> [What the task asks] Reproduce the data from the line with "toc-entry-title: Teachers Provide" up to and including the line with "toc-entry-page-number: 360: [1394, 1905, 1438, 1938]", unchanged.

BEGIN Information supplied

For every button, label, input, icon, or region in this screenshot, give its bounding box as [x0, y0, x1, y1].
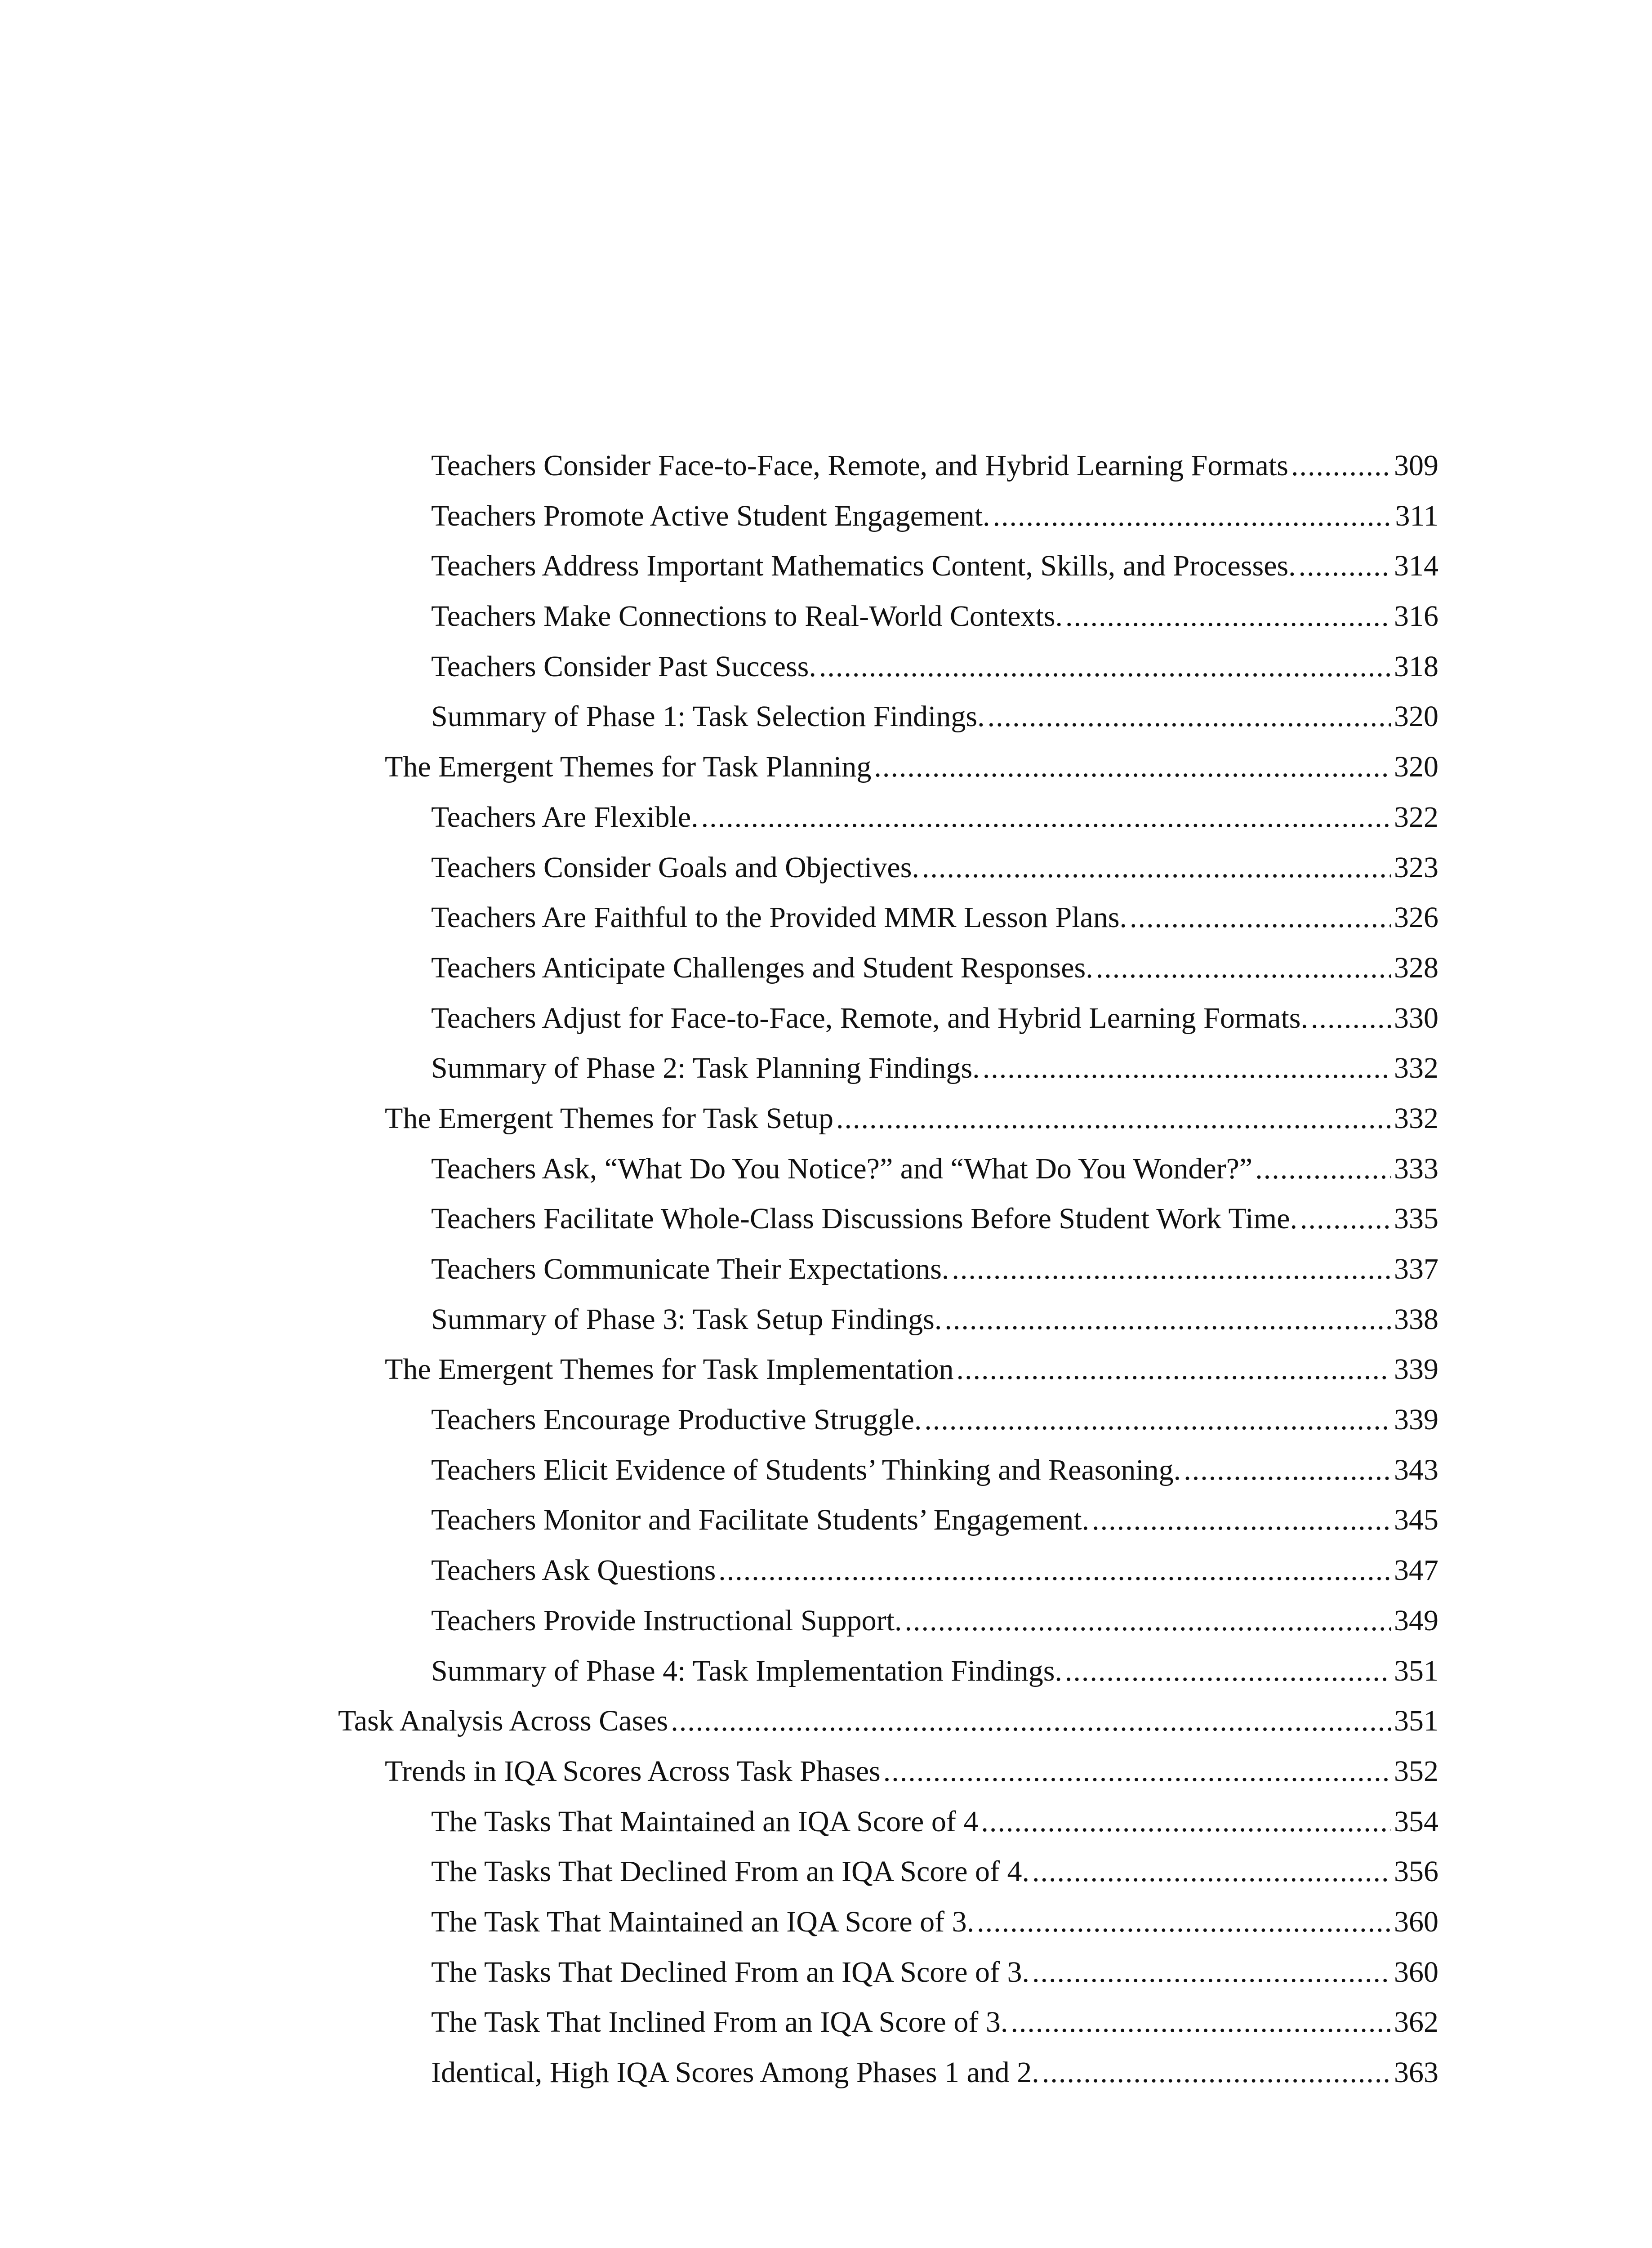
toc-entry-title: Teachers Provide Instructional Support.: [431, 1604, 902, 1637]
toc-entry-page-number: 320: [1394, 700, 1438, 733]
toc-entry: [338, 1244, 1438, 1294]
toc-entry: [338, 1545, 1438, 1596]
toc-entry-title: Teachers Consider Face-to-Face, Remote, and Hybrid Learning Formats: [431, 449, 1288, 482]
toc-entry-title: Identical, High IQA Scores Among Phases 1 and 2.: [431, 2056, 1039, 2089]
toc-entry: [338, 1144, 1438, 1194]
toc-dot-leader: [1184, 1445, 1391, 1495]
toc-entry-page-number: 322: [1394, 800, 1438, 834]
toc-entry-title: Trends in IQA Scores Across Task Phases: [385, 1754, 881, 1788]
toc-entry: [338, 993, 1438, 1044]
toc-dot-leader: [952, 1244, 1391, 1294]
toc-entry: [338, 1445, 1438, 1495]
toc-entry-page-number: 360: [1394, 1905, 1438, 1938]
toc-entry-title: Teachers Ask, “What Do You Notice?” and “What Do You Wonder?”: [431, 1152, 1253, 1185]
toc-entry: [338, 1746, 1438, 1797]
toc-entry: [338, 1043, 1438, 1093]
toc-entry: [338, 1646, 1438, 1696]
toc-dot-leader: [981, 1797, 1391, 1847]
toc-entry-page-number: 330: [1394, 1001, 1438, 1035]
toc-dot-leader: [993, 491, 1393, 541]
toc-entry-title: Teachers Promote Active Student Engagement.: [431, 499, 990, 532]
toc-entry: [338, 1294, 1438, 1345]
toc-entry-title: The Task That Maintained an IQA Score of 3.: [431, 1905, 975, 1938]
toc-entry: [338, 691, 1438, 742]
toc-entry-title: Summary of Phase 3: Task Setup Findings.: [431, 1302, 942, 1336]
toc-entry: [338, 2047, 1438, 2098]
toc-entry: [338, 491, 1438, 541]
toc-entry-title: Teachers Consider Past Success.: [431, 650, 816, 683]
toc-entry-title: The Tasks That Declined From an IQA Score of 4.: [431, 1855, 1029, 1888]
toc-entry-title: Summary of Phase 2: Task Planning Findings.: [431, 1052, 980, 1085]
toc-entry: [338, 1897, 1438, 1947]
toc-entry-page-number: 311: [1395, 499, 1438, 532]
toc-dot-leader: [977, 1897, 1391, 1947]
toc-entry-title: The Emergent Themes for Task Setup: [385, 1102, 833, 1135]
toc-entry: [338, 1847, 1438, 1897]
toc-entry-page-number: 318: [1394, 650, 1438, 683]
toc-entry: [338, 1194, 1438, 1244]
toc-entry: [338, 642, 1438, 692]
toc-dot-leader: [957, 1344, 1391, 1395]
toc-dot-leader: [1300, 1194, 1391, 1244]
toc-entry-page-number: 332: [1394, 1102, 1438, 1135]
toc-entry: [338, 1696, 1438, 1746]
toc-dot-leader: [988, 691, 1391, 742]
toc-entry-title: Summary of Phase 4: Task Implementation Findings.: [431, 1654, 1062, 1687]
toc-dot-leader: [874, 742, 1391, 792]
toc-entry: [338, 1093, 1438, 1144]
toc-entry-page-number: 362: [1394, 2006, 1438, 2039]
toc-entry-title: Teachers Encourage Productive Struggle.: [431, 1403, 922, 1436]
toc-entry-title: Teachers Address Important Mathematics Content, Skills, and Processes.: [431, 549, 1296, 583]
toc-entry-title: Summary of Phase 1: Task Selection Findings.: [431, 700, 985, 733]
toc-entry-page-number: 320: [1394, 750, 1438, 784]
toc-entry: [338, 1495, 1438, 1545]
toc-entry-title: The Tasks That Maintained an IQA Score of 4: [431, 1805, 979, 1838]
toc-entry: [338, 1395, 1438, 1445]
toc-entry-page-number: 333: [1394, 1152, 1438, 1185]
toc-entry-page-number: 351: [1394, 1704, 1438, 1738]
toc-dot-leader: [904, 1596, 1391, 1646]
toc-entry-title: The Tasks That Declined From an IQA Score of 3.: [431, 1955, 1029, 1989]
toc-entry: [338, 892, 1438, 943]
toc-entry: [338, 1947, 1438, 1998]
toc-dot-leader: [1255, 1144, 1391, 1194]
toc-dot-leader: [718, 1545, 1391, 1596]
toc-entry-page-number: 328: [1394, 951, 1438, 984]
toc-dot-leader: [924, 1395, 1391, 1445]
toc-entry-page-number: 356: [1394, 1855, 1438, 1888]
toc-entry-title: Teachers Ask Questions: [431, 1554, 716, 1587]
toc-dot-leader: [944, 1294, 1391, 1345]
toc-entry-page-number: 345: [1394, 1503, 1438, 1537]
toc-entry-title: Task Analysis Across Cases: [338, 1704, 668, 1738]
toc-dot-leader: [1032, 1947, 1391, 1998]
toc-dot-leader: [1065, 591, 1391, 642]
toc-entry: [338, 792, 1438, 843]
toc-entry-title: Teachers Anticipate Challenges and Student Responses.: [431, 951, 1093, 984]
toc-dot-leader: [1092, 1495, 1391, 1545]
toc-entry-page-number: 335: [1394, 1202, 1438, 1236]
toc-entry-title: Teachers Consider Goals and Objectives.: [431, 851, 919, 884]
toc-dot-leader: [1291, 441, 1391, 491]
toc-entry-page-number: 354: [1394, 1805, 1438, 1838]
toc-entry-page-number: 351: [1394, 1654, 1438, 1687]
toc-dot-leader: [1096, 943, 1391, 993]
toc-entry-page-number: 323: [1394, 851, 1438, 884]
toc-entry-page-number: 337: [1394, 1253, 1438, 1285]
toc-entry-page-number: 339: [1394, 1353, 1438, 1386]
toc-entry-page-number: 349: [1394, 1604, 1438, 1637]
toc-dot-leader: [671, 1696, 1391, 1746]
toc-entry-page-number: 316: [1394, 600, 1438, 633]
toc-entry: [338, 1997, 1438, 2047]
toc-dot-leader: [983, 1043, 1391, 1093]
toc-dot-leader: [701, 792, 1391, 843]
toc-entry-page-number: 360: [1394, 1955, 1438, 1989]
toc-entry-page-number: 309: [1394, 449, 1438, 482]
toc-entry-title: The Emergent Themes for Task Implementation: [385, 1353, 954, 1386]
toc-entry-page-number: 332: [1394, 1052, 1438, 1085]
table-of-contents: [338, 441, 1438, 2098]
toc-entry-page-number: 326: [1394, 901, 1438, 934]
toc-entry: [338, 742, 1438, 792]
toc-entry: [338, 1344, 1438, 1395]
toc-dot-leader: [1042, 2047, 1391, 2098]
toc-dot-leader: [1032, 1847, 1391, 1897]
toc-entry-page-number: 338: [1394, 1302, 1438, 1336]
toc-entry: [338, 441, 1438, 491]
toc-dot-leader: [1065, 1646, 1391, 1696]
toc-dot-leader: [836, 1093, 1391, 1144]
toc-entry-title: The Emergent Themes for Task Planning: [385, 750, 872, 784]
toc-entry-title: Teachers Make Connections to Real-World Contexts.: [431, 600, 1063, 633]
toc-dot-leader: [922, 843, 1391, 893]
toc-entry-title: Teachers Facilitate Whole-Class Discussions Before Student Work Time.: [431, 1202, 1298, 1236]
toc-entry-title: Teachers Are Flexible.: [431, 800, 699, 834]
toc-entry: [338, 541, 1438, 591]
toc-entry-title: The Task That Inclined From an IQA Score of 3.: [431, 2006, 1008, 2039]
toc-entry: [338, 591, 1438, 642]
toc-dot-leader: [883, 1746, 1391, 1797]
toc-entry: [338, 1596, 1438, 1646]
toc-entry-page-number: 314: [1394, 549, 1438, 583]
toc-entry-title: Teachers Adjust for Face-to-Face, Remote, and Hybrid Learning Formats.: [431, 1001, 1308, 1035]
toc-entry-page-number: 343: [1394, 1453, 1438, 1486]
toc-dot-leader: [819, 642, 1391, 692]
toc-entry-page-number: 339: [1394, 1403, 1438, 1436]
toc-entry: [338, 843, 1438, 893]
toc-entry-page-number: 363: [1394, 2056, 1438, 2089]
toc-dot-leader: [1011, 1997, 1391, 2047]
toc-entry-title: Teachers Elicit Evidence of Students’ Thinking and Reasoning.: [431, 1453, 1181, 1486]
toc-dot-leader: [1130, 892, 1391, 943]
toc-entry-title: Teachers Are Faithful to the Provided MMR Lesson Plans.: [431, 901, 1127, 934]
toc-entry-title: Teachers Communicate Their Expectations.: [431, 1253, 949, 1285]
toc-entry: [338, 1797, 1438, 1847]
toc-entry-title: Teachers Monitor and Facilitate Students’ Engagement.: [431, 1503, 1090, 1537]
toc-entry: [338, 943, 1438, 993]
toc-dot-leader: [1311, 993, 1391, 1044]
toc-dot-leader: [1299, 541, 1391, 591]
toc-entry-page-number: 347: [1394, 1554, 1438, 1587]
toc-entry-page-number: 352: [1394, 1754, 1438, 1788]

END Information supplied

> [Output of the exercise]
toc-entry-title: Teachers Provide Instructional Support.: [431, 1604, 902, 1637]
toc-entry-page-number: 320: [1394, 700, 1438, 733]
toc-entry: [338, 1244, 1438, 1294]
toc-entry: [338, 1545, 1438, 1596]
toc-entry-title: Teachers Consider Face-to-Face, Remote, and Hybrid Learning Formats: [431, 449, 1288, 482]
toc-entry-title: Identical, High IQA Scores Among Phases 1 and 2.: [431, 2056, 1039, 2089]
toc-entry: [338, 1144, 1438, 1194]
toc-dot-leader: [1184, 1445, 1391, 1495]
toc-entry-page-number: 322: [1394, 800, 1438, 834]
toc-entry-title: Trends in IQA Scores Across Task Phases: [385, 1754, 881, 1788]
toc-entry: [338, 993, 1438, 1044]
toc-dot-leader: [952, 1244, 1391, 1294]
toc-entry: [338, 1445, 1438, 1495]
toc-entry-page-number: 360: [1394, 1905, 1438, 1938]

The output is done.